TASK REQUIREMENTS ->
Say the number of lines containing the string "name", and say nothing else.

SUPPLIED INFORMATION ->
┄┄┄┄┄┄┄┄┄┄
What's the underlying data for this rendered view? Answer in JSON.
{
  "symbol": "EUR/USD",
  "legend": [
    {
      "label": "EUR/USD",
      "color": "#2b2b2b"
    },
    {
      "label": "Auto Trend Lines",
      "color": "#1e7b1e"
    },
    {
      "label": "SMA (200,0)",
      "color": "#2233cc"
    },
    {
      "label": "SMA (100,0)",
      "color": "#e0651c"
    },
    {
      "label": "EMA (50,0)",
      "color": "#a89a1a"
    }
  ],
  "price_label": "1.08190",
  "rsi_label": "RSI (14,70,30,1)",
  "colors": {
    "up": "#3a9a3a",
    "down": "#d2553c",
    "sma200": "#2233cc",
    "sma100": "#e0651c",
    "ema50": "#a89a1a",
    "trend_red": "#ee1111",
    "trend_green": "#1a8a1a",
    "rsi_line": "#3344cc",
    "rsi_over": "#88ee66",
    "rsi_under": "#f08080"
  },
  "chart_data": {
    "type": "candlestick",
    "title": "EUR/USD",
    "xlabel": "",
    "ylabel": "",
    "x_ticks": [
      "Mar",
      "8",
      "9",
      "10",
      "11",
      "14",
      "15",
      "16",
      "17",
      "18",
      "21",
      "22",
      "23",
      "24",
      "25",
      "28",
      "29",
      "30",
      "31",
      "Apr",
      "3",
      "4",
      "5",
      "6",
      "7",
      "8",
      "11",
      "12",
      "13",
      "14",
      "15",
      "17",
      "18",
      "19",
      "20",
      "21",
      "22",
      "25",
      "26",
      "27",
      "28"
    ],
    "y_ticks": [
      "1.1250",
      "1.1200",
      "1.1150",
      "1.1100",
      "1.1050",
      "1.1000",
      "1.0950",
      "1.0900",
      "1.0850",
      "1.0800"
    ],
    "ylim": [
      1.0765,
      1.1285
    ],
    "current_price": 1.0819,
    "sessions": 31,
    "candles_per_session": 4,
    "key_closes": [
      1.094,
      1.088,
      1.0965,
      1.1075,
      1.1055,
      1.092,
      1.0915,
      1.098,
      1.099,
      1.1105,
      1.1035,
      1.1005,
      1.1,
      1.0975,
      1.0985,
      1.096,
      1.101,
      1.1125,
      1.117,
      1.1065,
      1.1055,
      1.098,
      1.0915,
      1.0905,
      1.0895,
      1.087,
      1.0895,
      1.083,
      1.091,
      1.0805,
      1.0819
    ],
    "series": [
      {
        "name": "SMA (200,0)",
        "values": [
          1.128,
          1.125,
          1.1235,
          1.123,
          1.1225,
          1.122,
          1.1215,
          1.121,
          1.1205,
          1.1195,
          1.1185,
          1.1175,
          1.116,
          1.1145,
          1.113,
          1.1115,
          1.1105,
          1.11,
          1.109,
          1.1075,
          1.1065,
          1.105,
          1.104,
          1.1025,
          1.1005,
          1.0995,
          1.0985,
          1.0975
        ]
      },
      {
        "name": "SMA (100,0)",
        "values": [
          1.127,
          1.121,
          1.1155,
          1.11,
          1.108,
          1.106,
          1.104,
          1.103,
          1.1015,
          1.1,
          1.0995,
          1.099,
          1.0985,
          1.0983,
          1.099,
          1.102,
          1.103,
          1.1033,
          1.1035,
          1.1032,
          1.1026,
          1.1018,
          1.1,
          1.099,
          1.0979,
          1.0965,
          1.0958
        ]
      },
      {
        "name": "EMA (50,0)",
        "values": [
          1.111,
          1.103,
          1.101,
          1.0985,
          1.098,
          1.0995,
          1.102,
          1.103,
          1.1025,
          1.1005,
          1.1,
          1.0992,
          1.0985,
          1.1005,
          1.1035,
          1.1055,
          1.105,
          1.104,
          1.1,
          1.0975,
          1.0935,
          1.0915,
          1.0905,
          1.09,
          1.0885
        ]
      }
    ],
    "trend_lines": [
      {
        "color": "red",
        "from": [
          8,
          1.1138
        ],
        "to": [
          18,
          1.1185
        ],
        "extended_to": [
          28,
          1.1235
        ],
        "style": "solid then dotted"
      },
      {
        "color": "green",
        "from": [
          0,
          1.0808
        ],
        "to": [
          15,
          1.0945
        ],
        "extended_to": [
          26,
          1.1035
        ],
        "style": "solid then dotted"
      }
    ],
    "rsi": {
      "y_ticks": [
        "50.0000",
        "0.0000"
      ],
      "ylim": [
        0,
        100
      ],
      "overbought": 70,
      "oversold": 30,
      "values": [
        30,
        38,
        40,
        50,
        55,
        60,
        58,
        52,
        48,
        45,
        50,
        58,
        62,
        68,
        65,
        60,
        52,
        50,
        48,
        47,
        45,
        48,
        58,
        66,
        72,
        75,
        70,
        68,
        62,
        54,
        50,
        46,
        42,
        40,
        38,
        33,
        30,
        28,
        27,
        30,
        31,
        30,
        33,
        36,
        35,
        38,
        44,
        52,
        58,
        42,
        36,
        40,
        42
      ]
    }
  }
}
┄┄┄┄┄┄┄┄┄┄
COMPLETE ANSWER ->
3